- _WHAT YOU ARE ASKED TO DO_
Identify each line below that contains the word "JSON", and copy it out.

(Dataset rows about figures)
>>>>
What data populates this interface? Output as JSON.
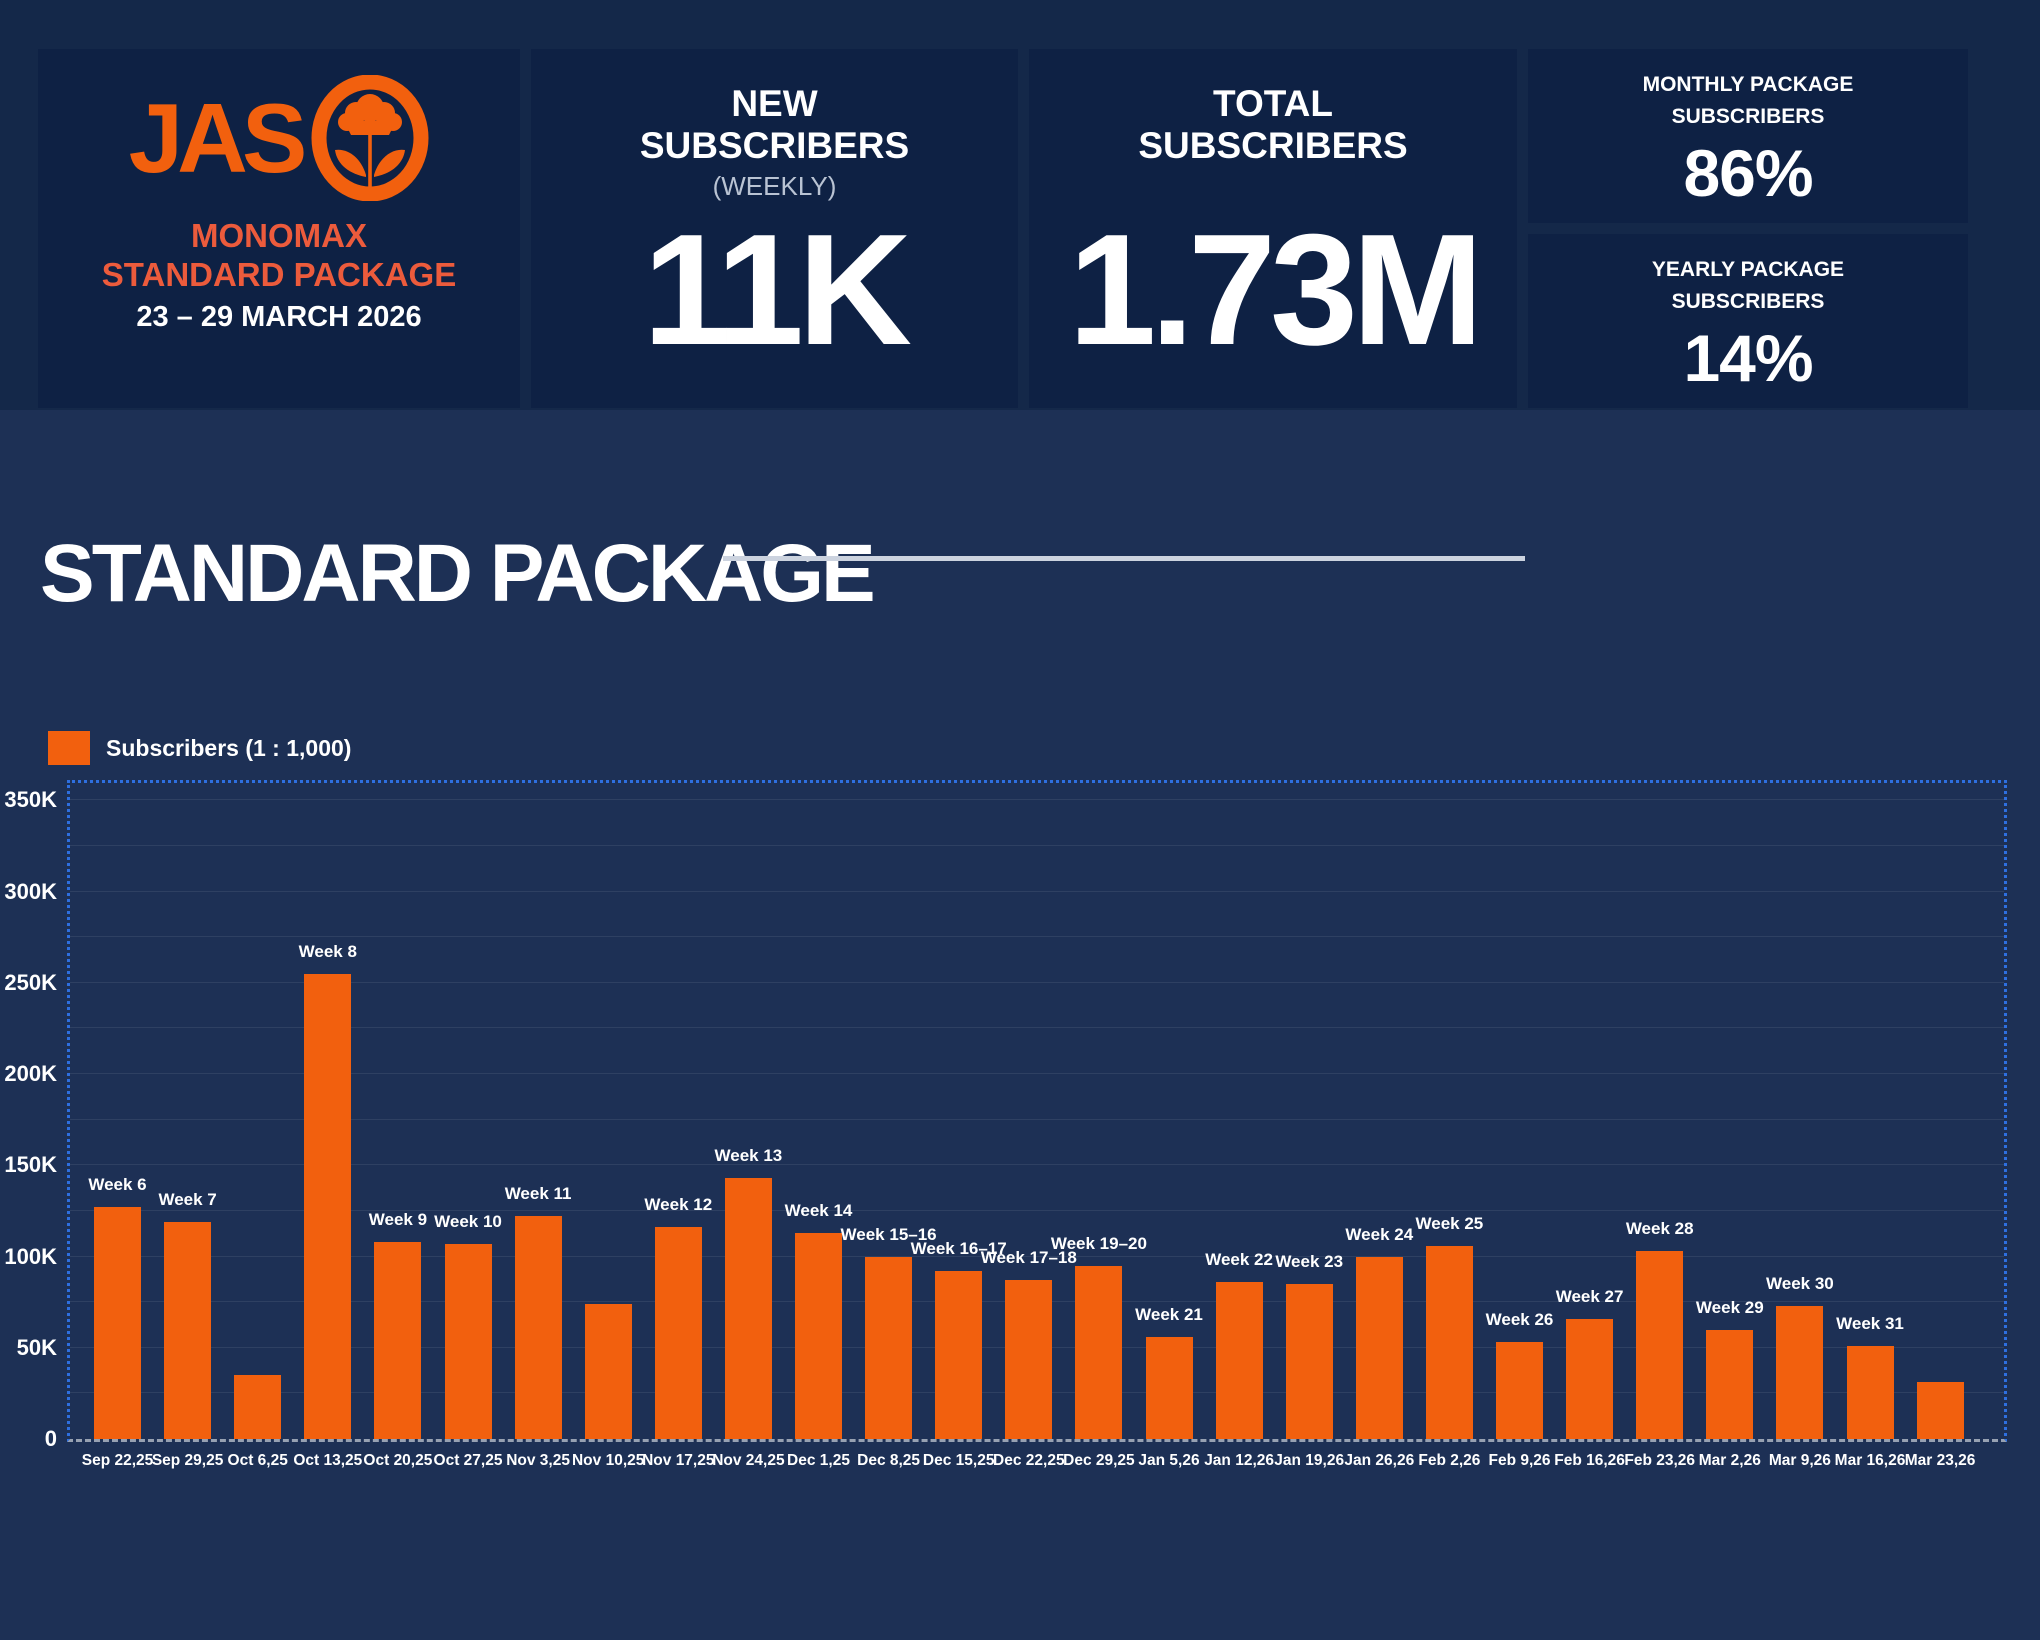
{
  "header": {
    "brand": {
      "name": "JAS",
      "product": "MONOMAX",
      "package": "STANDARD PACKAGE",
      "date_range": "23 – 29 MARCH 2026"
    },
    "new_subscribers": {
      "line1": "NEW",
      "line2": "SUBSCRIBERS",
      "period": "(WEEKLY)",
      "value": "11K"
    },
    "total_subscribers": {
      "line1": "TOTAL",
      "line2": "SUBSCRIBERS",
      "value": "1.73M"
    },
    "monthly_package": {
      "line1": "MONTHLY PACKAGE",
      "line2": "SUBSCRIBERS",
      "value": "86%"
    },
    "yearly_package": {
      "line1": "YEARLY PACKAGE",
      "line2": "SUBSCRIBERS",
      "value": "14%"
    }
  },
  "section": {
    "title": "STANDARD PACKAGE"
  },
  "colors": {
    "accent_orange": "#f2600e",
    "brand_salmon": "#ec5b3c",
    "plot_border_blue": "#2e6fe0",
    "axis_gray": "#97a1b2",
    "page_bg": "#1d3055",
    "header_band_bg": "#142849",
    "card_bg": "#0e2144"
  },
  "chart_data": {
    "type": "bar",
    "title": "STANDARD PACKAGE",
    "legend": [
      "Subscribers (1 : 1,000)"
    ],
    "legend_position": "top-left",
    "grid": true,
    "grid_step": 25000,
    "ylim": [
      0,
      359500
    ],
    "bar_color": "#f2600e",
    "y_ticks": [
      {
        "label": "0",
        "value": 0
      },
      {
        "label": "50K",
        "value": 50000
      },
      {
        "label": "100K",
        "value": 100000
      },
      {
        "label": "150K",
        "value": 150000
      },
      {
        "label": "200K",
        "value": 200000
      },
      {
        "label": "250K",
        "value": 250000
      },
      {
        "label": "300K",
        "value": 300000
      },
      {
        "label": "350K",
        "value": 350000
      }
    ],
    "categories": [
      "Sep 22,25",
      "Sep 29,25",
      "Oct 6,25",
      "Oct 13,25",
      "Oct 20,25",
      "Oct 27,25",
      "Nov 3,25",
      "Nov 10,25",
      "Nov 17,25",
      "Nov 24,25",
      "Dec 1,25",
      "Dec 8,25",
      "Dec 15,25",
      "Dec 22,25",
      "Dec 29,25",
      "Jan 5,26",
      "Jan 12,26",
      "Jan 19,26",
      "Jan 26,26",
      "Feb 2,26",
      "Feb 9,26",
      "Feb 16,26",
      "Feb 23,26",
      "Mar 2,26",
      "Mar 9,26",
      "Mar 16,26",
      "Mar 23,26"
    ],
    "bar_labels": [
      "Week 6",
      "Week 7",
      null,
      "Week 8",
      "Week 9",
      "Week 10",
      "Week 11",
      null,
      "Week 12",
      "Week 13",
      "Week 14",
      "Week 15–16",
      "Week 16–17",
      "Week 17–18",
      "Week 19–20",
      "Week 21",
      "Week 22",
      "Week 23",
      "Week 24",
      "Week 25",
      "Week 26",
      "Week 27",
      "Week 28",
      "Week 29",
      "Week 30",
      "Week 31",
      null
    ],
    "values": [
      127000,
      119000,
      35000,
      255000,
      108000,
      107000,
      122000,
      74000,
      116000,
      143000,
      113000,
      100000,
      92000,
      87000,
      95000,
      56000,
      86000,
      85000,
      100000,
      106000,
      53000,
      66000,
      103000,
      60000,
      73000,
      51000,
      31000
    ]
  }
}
<<<<
>>>>
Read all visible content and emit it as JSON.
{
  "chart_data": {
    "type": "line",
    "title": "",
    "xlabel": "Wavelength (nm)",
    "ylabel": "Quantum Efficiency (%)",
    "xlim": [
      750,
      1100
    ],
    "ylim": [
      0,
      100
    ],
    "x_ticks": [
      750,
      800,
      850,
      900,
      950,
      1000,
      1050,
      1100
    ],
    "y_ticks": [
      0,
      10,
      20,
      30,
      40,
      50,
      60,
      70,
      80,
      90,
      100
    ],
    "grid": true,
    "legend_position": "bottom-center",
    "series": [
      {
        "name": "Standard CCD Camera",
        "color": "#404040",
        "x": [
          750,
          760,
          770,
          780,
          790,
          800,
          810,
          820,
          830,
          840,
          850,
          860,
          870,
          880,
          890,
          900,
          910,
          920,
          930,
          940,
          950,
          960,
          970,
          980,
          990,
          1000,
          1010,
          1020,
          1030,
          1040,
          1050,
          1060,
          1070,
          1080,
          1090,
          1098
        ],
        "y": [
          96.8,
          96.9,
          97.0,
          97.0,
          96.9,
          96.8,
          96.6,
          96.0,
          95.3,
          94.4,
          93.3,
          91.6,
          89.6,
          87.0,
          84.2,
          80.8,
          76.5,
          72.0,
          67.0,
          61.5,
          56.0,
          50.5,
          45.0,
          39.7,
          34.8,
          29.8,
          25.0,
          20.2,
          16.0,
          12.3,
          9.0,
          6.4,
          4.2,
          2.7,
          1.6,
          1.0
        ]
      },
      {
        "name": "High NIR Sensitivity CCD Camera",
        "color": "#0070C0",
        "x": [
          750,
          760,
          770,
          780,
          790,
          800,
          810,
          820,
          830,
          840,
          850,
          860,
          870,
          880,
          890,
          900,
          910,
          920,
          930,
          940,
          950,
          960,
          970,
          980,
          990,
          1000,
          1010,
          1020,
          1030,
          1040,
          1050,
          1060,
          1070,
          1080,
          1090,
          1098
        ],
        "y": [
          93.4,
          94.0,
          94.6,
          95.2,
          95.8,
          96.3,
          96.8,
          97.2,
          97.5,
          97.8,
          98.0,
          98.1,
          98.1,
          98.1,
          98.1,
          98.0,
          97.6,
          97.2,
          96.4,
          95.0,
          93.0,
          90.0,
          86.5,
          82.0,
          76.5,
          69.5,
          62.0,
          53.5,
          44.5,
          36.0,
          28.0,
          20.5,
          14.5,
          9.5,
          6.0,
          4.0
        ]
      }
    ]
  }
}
<<<<
- _OUTPUT_
What data populates this interface? Output as JSON.
Read all visible content and emit it as JSON.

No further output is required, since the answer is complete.